§ Problem details
Transcribe the records below exactly, leaving out any pictures.
━━━ Supplied information ━━━
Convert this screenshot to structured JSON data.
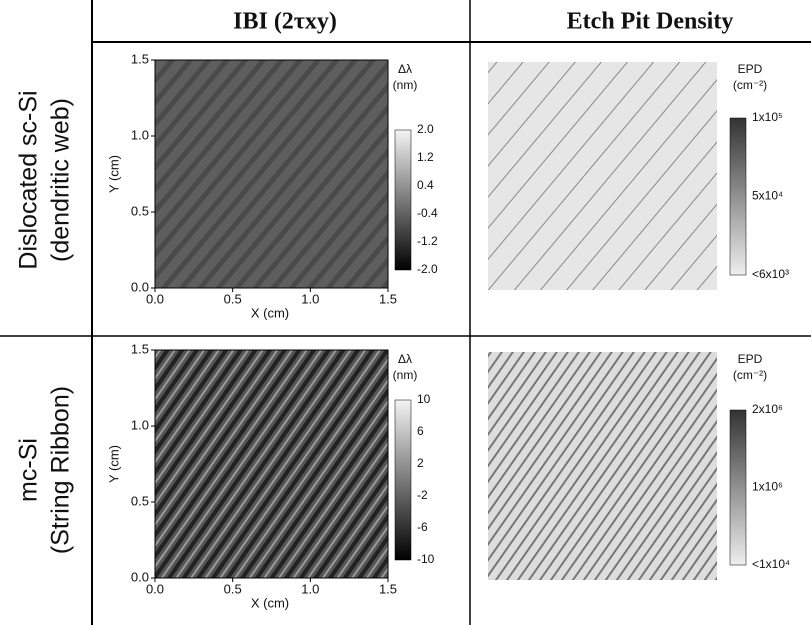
{
  "header": {
    "col1": "IBI (2τxy)",
    "col2": "Etch Pit Density"
  },
  "rows": [
    {
      "label": [
        "Dislocated sc-Si",
        "(dendritic web)"
      ],
      "ibi": {
        "x_axis_label": "X (cm)",
        "y_axis_label": "Y (cm)",
        "x_ticks": [
          "0.0",
          "0.5",
          "1.0",
          "1.5"
        ],
        "y_ticks": [
          "0.0",
          "0.5",
          "1.0",
          "1.5"
        ],
        "colorbar": {
          "title": [
            "Δλ",
            "(nm)"
          ],
          "ticks": [
            "2.0",
            "1.2",
            "0.4",
            "-0.4",
            "-1.2",
            "-2.0"
          ]
        }
      },
      "epd": {
        "colorbar": {
          "title": [
            "EPD",
            "(cm⁻²)"
          ],
          "ticks": [
            "1x10⁵",
            "5x10⁴",
            "<6x10³"
          ]
        }
      }
    },
    {
      "label": [
        "mc-Si",
        "(String Ribbon)"
      ],
      "ibi": {
        "x_axis_label": "X (cm)",
        "y_axis_label": "Y (cm)",
        "x_ticks": [
          "0.0",
          "0.5",
          "1.0",
          "1.5"
        ],
        "y_ticks": [
          "0.0",
          "0.5",
          "1.0",
          "1.5"
        ],
        "colorbar": {
          "title": [
            "Δλ",
            "(nm)"
          ],
          "ticks": [
            "10",
            "6",
            "2",
            "-2",
            "-6",
            "-10"
          ]
        }
      },
      "epd": {
        "colorbar": {
          "title": [
            "EPD",
            "(cm⁻²)"
          ],
          "ticks": [
            "2x10⁶",
            "1x10⁶",
            "<1x10⁴"
          ]
        }
      }
    }
  ]
}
━━━
§ Answer to this task
Convert this screenshot to structured JSON data.
{
  "header": {
    "col1": "IBI (2τxy)",
    "col2": "Etch Pit Density"
  },
  "rows": [
    {
      "label": [
        "Dislocated sc-Si",
        "(dendritic web)"
      ],
      "ibi": {
        "x_axis_label": "X (cm)",
        "y_axis_label": "Y (cm)",
        "x_ticks": [
          "0.0",
          "0.5",
          "1.0",
          "1.5"
        ],
        "y_ticks": [
          "0.0",
          "0.5",
          "1.0",
          "1.5"
        ],
        "colorbar": {
          "title": [
            "Δλ",
            "(nm)"
          ],
          "ticks": [
            "2.0",
            "1.2",
            "0.4",
            "-0.4",
            "-1.2",
            "-2.0"
          ]
        }
      },
      "epd": {
        "colorbar": {
          "title": [
            "EPD",
            "(cm⁻²)"
          ],
          "ticks": [
            "1x10⁵",
            "5x10⁴",
            "<6x10³"
          ]
        }
      }
    },
    {
      "label": [
        "mc-Si",
        "(String Ribbon)"
      ],
      "ibi": {
        "x_axis_label": "X (cm)",
        "y_axis_label": "Y (cm)",
        "x_ticks": [
          "0.0",
          "0.5",
          "1.0",
          "1.5"
        ],
        "y_ticks": [
          "0.0",
          "0.5",
          "1.0",
          "1.5"
        ],
        "colorbar": {
          "title": [
            "Δλ",
            "(nm)"
          ],
          "ticks": [
            "10",
            "6",
            "2",
            "-2",
            "-6",
            "-10"
          ]
        }
      },
      "epd": {
        "colorbar": {
          "title": [
            "EPD",
            "(cm⁻²)"
          ],
          "ticks": [
            "2x10⁶",
            "1x10⁶",
            "<1x10⁴"
          ]
        }
      }
    }
  ]
}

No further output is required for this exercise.